Write out the listing below again, precisely as it is given.

[Data entries]
## start
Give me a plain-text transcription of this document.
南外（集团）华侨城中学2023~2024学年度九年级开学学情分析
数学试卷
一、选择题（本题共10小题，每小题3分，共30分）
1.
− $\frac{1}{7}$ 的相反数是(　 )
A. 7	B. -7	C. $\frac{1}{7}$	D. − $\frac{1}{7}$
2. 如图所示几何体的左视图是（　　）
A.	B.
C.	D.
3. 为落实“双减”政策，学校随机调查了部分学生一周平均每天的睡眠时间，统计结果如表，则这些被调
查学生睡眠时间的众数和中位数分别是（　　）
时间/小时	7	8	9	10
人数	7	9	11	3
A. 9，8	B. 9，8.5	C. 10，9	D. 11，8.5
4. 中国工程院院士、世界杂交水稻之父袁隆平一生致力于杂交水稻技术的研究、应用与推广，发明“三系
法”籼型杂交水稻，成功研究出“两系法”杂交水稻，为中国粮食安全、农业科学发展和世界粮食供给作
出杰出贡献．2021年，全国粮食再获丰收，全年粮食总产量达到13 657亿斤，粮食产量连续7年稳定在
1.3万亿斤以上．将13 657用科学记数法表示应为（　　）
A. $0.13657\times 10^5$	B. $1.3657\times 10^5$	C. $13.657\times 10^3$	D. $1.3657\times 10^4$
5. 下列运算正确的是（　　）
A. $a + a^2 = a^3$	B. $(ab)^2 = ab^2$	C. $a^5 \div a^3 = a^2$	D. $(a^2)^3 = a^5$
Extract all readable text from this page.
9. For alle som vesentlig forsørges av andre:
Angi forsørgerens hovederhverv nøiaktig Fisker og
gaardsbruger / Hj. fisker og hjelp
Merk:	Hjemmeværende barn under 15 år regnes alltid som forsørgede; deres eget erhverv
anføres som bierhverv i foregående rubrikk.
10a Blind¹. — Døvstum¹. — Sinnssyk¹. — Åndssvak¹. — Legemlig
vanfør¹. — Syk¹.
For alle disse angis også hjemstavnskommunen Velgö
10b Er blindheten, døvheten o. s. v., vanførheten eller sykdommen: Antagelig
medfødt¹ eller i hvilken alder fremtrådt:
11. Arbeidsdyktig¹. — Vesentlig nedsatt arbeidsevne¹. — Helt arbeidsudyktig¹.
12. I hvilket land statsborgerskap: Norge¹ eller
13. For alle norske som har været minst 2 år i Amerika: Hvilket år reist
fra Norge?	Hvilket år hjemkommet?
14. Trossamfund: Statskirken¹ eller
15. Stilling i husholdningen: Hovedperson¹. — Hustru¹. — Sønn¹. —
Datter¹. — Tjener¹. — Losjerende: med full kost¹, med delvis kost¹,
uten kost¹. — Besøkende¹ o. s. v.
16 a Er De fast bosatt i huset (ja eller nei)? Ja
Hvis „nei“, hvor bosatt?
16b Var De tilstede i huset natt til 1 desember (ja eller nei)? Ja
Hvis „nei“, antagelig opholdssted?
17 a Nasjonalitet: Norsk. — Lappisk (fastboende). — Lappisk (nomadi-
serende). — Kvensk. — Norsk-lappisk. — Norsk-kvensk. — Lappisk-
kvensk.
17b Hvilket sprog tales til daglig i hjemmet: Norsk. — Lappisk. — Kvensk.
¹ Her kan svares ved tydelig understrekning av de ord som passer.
## end
COMPLETE ANSWER ::
Give me a plain-text transcription of this document.
南外（集团）华侨城中学2023~2024学年度九年级开学学情分析
数学试卷
一、选择题（本题共10小题，每小题3分，共30分）
1.
− $\frac{1}{7}$ 的相反数是(　 )
A. 7	B. -7	C. $\frac{1}{7}$	D. − $\frac{1}{7}$
2. 如图所示几何体的左视图是（　　）
A.	B.
C.	D.
3. 为落实“双减”政策，学校随机调查了部分学生一周平均每天的睡眠时间，统计结果如表，则这些被调
查学生睡眠时间的众数和中位数分别是（　　）
时间/小时	7	8	9	10
人数	7	9	11	3
A. 9，8	B. 9，8.5	C. 10，9	D. 11，8.5
4. 中国工程院院士、世界杂交水稻之父袁隆平一生致力于杂交水稻技术的研究、应用与推广，发明“三系
法”籼型杂交水稻，成功研究出“两系法”杂交水稻，为中国粮食安全、农业科学发展和世界粮食供给作
出杰出贡献．2021年，全国粮食再获丰收，全年粮食总产量达到13 657亿斤，粮食产量连续7年稳定在
1.3万亿斤以上．将13 657用科学记数法表示应为（　　）
A. $0.13657\times 10^5$	B. $1.3657\times 10^5$	C. $13.657\times 10^3$	D. $1.3657\times 10^4$
5. 下列运算正确的是（　　）
A. $a + a^2 = a^3$	B. $(ab)^2 = ab^2$	C. $a^5 \div a^3 = a^2$	D. $(a^2)^3 = a^5$
Extract all readable text from this page.
9. For alle som vesentlig forsørges av andre:
Angi forsørgerens hovederhverv nøiaktig Fisker og
gaardsbruger / Hj. fisker og hjelp
Merk:	Hjemmeværende barn under 15 år regnes alltid som forsørgede; deres eget erhverv
anføres som bierhverv i foregående rubrikk.
10a Blind¹. — Døvstum¹. — Sinnssyk¹. — Åndssvak¹. — Legemlig
vanfør¹. — Syk¹.
For alle disse angis også hjemstavnskommunen Velgö
10b Er blindheten, døvheten o. s. v., vanførheten eller sykdommen: Antagelig
medfødt¹ eller i hvilken alder fremtrådt:
11. Arbeidsdyktig¹. — Vesentlig nedsatt arbeidsevne¹. — Helt arbeidsudyktig¹.
12. I hvilket land statsborgerskap: Norge¹ eller
13. For alle norske som har været minst 2 år i Amerika: Hvilket år reist
fra Norge?	Hvilket år hjemkommet?
14. Trossamfund: Statskirken¹ eller
15. Stilling i husholdningen: Hovedperson¹. — Hustru¹. — Sønn¹. —
Datter¹. — Tjener¹. — Losjerende: med full kost¹, med delvis kost¹,
uten kost¹. — Besøkende¹ o. s. v.
16 a Er De fast bosatt i huset (ja eller nei)? Ja
Hvis „nei“, hvor bosatt?
16b Var De tilstede i huset natt til 1 desember (ja eller nei)? Ja
Hvis „nei“, antagelig opholdssted?
17 a Nasjonalitet: Norsk. — Lappisk (fastboende). — Lappisk (nomadi-
serende). — Kvensk. — Norsk-lappisk. — Norsk-kvensk. — Lappisk-
kvensk.
17b Hvilket sprog tales til daglig i hjemmet: Norsk. — Lappisk. — Kvensk.
¹ Her kan svares ved tydelig understrekning av de ord som passer.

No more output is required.